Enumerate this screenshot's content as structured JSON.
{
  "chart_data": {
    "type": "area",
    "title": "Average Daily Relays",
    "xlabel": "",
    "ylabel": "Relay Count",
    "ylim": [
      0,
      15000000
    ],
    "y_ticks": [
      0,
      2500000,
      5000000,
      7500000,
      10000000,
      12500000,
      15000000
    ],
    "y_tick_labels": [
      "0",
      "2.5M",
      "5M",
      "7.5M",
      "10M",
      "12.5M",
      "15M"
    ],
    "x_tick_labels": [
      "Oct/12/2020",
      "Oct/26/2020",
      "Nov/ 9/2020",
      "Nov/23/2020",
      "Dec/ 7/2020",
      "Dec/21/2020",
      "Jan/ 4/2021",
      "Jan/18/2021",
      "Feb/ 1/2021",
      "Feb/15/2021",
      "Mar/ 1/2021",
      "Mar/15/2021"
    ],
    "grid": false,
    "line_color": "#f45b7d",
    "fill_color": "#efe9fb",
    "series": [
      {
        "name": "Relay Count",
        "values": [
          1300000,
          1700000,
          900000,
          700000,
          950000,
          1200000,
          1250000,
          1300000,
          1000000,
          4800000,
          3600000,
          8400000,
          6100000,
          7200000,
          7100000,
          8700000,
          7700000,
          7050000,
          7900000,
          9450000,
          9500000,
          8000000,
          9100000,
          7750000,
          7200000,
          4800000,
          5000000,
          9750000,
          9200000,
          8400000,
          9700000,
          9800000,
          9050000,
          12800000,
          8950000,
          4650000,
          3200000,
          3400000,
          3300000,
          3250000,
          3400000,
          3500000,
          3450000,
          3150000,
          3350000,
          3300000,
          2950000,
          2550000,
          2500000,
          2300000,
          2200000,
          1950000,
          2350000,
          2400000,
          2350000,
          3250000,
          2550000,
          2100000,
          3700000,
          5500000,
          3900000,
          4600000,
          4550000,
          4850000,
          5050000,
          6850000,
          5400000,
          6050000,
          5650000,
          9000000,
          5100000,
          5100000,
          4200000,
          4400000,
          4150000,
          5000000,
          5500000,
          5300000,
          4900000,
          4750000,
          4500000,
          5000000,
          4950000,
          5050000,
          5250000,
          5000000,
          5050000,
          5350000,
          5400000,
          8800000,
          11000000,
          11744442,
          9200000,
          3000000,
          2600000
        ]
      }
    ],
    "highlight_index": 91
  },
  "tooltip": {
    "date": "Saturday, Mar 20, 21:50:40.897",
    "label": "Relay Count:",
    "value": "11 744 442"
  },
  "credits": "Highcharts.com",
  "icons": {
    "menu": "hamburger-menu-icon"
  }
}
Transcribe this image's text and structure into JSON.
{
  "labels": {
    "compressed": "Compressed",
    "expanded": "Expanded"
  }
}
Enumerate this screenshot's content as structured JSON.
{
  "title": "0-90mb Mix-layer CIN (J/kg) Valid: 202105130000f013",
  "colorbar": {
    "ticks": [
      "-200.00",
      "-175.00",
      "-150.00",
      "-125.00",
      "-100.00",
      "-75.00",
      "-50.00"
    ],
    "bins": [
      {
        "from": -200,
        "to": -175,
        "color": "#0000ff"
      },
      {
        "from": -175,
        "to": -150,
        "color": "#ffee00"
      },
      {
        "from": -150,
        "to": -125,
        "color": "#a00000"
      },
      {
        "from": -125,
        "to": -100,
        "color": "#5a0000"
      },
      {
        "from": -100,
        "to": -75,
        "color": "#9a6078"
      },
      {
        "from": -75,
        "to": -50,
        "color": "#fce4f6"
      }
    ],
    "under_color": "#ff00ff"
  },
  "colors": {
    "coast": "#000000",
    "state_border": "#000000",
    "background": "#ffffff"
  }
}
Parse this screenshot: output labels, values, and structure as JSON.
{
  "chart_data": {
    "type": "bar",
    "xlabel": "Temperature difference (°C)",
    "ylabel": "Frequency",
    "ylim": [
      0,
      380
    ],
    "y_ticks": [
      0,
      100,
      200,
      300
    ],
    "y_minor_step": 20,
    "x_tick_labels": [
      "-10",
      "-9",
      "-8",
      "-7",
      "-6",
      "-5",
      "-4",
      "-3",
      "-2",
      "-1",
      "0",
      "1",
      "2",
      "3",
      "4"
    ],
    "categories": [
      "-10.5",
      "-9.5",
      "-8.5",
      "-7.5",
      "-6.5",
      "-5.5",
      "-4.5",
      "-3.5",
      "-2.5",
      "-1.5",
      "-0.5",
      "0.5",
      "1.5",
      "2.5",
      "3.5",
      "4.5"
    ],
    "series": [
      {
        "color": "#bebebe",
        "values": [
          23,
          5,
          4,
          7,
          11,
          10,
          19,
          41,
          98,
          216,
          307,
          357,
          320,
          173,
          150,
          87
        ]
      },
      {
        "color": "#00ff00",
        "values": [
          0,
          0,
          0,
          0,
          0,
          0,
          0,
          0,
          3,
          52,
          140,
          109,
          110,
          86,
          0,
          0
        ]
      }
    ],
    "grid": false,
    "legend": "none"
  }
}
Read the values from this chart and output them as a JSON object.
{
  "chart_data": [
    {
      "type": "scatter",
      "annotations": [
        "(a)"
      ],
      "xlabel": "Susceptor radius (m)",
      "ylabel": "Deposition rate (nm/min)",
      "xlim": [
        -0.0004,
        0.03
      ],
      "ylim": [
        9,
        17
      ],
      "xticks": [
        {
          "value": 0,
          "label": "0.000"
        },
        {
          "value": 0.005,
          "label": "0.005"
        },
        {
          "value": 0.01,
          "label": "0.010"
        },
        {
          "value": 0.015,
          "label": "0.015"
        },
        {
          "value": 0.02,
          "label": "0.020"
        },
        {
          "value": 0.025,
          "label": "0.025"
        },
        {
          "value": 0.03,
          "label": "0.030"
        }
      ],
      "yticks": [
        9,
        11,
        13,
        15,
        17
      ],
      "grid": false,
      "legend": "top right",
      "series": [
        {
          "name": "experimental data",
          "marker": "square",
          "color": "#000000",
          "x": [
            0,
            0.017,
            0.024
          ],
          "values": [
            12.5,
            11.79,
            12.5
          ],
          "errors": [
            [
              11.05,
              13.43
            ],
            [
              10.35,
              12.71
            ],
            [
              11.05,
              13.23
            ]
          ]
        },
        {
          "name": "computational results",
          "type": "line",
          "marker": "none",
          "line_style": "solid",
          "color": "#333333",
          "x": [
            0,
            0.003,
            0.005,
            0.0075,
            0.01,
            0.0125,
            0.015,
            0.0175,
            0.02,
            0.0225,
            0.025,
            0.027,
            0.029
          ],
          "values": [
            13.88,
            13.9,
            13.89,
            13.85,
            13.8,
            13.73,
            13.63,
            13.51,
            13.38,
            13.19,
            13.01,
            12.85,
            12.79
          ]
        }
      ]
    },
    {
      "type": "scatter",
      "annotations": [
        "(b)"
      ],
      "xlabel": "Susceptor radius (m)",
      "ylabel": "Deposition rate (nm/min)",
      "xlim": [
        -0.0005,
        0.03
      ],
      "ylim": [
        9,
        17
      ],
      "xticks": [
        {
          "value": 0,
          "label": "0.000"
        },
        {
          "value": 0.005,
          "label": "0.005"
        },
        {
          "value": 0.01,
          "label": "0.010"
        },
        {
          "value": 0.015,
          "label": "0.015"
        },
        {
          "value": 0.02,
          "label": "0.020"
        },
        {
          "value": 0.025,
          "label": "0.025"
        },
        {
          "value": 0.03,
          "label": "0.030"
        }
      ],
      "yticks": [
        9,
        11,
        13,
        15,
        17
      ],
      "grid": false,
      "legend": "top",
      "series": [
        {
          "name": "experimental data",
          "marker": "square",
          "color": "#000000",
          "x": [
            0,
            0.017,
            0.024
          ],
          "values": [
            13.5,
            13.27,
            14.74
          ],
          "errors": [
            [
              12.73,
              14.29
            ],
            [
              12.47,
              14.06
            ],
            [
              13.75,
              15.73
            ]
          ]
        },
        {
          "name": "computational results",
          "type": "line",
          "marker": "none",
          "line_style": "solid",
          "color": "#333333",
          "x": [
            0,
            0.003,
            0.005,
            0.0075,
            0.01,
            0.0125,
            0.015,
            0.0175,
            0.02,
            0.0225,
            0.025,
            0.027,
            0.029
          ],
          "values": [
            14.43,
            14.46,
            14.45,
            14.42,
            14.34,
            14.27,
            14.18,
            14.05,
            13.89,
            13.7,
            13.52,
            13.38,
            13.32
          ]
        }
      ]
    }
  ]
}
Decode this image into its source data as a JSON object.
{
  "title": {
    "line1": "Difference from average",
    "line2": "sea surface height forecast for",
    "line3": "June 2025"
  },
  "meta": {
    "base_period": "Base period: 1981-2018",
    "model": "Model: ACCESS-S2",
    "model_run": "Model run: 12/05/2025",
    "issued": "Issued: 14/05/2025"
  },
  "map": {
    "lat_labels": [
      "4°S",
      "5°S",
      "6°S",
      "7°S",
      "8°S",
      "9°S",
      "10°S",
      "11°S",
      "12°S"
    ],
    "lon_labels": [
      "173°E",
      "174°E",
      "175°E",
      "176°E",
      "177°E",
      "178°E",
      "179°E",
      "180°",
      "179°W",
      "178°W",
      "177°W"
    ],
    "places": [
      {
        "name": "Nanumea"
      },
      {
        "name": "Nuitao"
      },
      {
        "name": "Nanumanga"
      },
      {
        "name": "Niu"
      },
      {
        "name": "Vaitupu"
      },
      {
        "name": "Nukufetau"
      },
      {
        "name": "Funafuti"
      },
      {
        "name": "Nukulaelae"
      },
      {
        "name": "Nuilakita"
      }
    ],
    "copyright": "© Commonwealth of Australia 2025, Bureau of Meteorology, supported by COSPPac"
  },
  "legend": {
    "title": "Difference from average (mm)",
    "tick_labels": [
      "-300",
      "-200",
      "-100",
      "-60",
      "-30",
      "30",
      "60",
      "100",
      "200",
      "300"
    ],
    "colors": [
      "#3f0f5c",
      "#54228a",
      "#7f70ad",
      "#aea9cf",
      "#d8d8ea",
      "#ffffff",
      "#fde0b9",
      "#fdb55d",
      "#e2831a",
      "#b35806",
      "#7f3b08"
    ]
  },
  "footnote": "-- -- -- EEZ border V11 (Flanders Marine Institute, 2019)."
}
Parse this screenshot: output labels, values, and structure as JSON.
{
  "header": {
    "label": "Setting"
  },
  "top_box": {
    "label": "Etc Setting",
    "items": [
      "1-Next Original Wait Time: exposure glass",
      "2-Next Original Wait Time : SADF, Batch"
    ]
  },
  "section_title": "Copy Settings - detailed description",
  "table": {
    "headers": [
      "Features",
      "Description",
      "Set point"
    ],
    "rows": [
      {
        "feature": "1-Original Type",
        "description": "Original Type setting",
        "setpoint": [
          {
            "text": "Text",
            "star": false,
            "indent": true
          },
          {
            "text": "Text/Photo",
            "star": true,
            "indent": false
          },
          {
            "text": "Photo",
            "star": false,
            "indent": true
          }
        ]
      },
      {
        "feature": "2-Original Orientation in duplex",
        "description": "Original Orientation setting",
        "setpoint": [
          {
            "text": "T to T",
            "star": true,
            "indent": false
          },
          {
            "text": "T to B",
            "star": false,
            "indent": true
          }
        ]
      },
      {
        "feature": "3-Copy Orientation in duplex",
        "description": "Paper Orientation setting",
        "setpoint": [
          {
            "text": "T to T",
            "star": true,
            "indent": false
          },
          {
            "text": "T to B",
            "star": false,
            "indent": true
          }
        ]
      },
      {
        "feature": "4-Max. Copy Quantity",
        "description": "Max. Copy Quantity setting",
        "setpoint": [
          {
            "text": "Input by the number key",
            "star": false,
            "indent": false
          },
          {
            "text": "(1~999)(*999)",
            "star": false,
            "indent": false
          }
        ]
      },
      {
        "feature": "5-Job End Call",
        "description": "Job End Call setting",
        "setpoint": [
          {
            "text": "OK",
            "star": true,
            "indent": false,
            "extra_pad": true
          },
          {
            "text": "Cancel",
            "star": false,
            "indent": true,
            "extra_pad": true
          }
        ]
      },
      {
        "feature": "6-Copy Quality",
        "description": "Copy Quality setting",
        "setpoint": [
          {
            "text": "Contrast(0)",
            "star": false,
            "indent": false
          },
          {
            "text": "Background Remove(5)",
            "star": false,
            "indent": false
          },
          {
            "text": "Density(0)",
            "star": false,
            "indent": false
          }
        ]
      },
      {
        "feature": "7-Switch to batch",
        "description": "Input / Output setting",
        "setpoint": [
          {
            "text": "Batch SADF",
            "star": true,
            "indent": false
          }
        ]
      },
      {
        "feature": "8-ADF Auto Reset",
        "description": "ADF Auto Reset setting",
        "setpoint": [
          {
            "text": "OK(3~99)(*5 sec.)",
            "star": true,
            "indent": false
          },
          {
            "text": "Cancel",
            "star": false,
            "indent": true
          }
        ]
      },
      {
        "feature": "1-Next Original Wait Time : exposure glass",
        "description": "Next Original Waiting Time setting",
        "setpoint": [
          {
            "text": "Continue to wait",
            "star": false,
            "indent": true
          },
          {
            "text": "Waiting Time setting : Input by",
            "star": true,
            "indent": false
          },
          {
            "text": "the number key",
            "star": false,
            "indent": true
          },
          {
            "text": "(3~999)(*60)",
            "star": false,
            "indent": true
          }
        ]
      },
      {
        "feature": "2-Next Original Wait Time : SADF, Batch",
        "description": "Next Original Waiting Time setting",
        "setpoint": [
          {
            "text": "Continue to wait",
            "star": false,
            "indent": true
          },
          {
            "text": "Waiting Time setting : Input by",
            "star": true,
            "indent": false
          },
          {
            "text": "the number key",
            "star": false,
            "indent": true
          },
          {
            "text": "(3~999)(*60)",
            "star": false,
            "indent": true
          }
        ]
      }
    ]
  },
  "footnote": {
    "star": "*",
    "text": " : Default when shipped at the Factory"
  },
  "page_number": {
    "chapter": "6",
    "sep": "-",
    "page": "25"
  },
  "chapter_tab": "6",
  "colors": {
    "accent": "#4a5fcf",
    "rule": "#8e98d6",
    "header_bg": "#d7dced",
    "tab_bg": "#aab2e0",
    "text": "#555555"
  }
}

────────

:: Directions ::
Only lines with "SADF" are wanted here; list each of them.

:: Written response ::
      "2-Next Original Wait Time : SADF, Batch"
            "text": "Batch SADF",
        "feature": "2-Next Original Wait Time : SADF, Batch",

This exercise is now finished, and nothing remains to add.